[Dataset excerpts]
**********

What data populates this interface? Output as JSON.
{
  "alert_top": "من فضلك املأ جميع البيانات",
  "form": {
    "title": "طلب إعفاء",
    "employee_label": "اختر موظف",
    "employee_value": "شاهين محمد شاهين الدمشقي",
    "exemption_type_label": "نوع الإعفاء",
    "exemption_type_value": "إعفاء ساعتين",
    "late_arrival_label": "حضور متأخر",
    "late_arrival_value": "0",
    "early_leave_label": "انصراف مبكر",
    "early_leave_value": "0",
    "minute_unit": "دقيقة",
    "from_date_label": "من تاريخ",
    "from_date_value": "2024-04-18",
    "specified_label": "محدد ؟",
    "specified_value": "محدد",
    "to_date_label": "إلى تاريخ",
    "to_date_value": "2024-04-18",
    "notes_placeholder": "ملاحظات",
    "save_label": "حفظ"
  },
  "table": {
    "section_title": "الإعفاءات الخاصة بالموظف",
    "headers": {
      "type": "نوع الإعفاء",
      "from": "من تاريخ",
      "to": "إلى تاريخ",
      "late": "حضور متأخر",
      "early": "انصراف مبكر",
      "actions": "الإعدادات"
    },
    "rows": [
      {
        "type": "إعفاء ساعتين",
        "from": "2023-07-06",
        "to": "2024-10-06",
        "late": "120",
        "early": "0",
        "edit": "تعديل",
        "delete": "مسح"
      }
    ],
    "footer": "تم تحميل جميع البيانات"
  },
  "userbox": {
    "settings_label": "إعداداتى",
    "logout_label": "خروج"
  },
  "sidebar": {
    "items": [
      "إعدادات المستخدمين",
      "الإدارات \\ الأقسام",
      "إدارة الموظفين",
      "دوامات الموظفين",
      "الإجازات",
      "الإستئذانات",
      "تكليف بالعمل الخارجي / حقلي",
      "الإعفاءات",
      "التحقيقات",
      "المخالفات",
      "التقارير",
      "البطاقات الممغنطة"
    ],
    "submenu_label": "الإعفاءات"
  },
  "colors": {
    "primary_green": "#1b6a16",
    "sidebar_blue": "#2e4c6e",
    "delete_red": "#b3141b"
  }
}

**********

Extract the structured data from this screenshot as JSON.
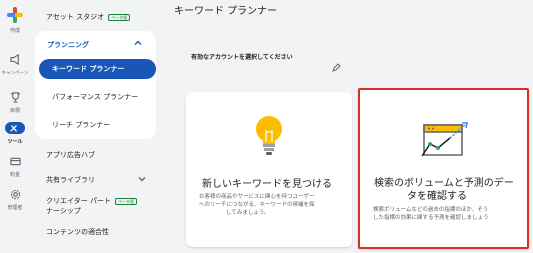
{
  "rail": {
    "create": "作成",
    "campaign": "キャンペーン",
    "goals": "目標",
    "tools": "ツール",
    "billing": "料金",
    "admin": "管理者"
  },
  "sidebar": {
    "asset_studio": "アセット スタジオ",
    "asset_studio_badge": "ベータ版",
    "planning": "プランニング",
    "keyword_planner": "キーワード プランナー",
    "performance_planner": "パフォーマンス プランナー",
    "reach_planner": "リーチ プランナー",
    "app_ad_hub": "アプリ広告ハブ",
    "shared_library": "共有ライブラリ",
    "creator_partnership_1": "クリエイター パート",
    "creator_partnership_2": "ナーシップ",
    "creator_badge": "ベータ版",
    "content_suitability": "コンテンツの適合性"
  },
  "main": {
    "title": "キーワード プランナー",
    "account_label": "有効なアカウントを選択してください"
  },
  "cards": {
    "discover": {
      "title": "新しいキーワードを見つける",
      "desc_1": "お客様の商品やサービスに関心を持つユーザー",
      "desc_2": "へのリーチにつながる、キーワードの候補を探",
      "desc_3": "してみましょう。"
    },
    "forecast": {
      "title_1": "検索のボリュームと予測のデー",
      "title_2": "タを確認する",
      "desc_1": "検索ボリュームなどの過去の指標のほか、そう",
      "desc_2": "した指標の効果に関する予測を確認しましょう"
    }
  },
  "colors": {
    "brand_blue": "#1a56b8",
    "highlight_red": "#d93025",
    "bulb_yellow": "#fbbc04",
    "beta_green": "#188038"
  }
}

**********

Required task ▸ Out of the material above, select every line that holds the string "متأخر".

The response ▸
    "late_arrival_label": "حضور متأخر",
      "late": "حضور متأخر",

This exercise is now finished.